#### Required work:
Set out every line bearing the string "coordinate".

# # # # # # #

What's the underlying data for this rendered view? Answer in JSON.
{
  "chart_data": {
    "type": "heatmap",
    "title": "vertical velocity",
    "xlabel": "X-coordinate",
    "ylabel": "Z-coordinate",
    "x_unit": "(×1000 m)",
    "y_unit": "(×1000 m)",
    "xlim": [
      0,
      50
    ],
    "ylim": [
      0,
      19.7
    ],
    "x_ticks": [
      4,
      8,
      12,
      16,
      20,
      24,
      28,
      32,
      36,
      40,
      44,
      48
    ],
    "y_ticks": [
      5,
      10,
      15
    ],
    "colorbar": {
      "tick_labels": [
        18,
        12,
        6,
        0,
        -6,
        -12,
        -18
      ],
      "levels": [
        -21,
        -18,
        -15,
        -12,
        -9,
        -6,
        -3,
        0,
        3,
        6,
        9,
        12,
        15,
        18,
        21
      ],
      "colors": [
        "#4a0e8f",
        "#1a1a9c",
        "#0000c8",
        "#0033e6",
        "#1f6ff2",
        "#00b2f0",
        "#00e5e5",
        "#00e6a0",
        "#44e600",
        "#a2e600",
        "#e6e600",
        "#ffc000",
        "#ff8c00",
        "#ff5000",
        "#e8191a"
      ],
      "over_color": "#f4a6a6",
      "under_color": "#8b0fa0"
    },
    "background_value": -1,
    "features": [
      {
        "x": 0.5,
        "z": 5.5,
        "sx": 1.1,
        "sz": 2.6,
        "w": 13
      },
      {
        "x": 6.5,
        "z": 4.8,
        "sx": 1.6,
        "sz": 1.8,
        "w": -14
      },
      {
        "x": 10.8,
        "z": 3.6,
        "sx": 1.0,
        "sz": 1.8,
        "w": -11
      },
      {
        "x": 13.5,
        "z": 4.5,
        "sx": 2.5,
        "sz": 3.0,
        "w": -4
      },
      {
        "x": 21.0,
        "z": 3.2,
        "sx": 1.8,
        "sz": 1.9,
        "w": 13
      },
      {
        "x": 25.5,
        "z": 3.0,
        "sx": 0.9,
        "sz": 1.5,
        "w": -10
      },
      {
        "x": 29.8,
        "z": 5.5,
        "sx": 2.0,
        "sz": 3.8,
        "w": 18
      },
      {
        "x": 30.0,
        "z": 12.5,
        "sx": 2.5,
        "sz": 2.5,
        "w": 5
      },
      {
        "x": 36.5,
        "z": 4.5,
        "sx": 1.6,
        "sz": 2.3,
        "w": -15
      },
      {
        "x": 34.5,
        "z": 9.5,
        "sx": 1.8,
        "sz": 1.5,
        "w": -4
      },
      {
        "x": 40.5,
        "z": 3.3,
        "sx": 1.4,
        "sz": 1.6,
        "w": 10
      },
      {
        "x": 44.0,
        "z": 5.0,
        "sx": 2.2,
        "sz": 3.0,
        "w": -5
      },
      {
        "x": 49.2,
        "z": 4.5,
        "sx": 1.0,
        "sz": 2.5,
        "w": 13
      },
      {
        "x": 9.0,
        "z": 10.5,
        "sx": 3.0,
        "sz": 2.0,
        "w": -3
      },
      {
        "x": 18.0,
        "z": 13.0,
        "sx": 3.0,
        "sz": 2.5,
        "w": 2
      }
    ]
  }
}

# # # # # # #

#### Task answer:
    "xlabel": "X-coordinate",
    "ylabel": "Z-coordinate",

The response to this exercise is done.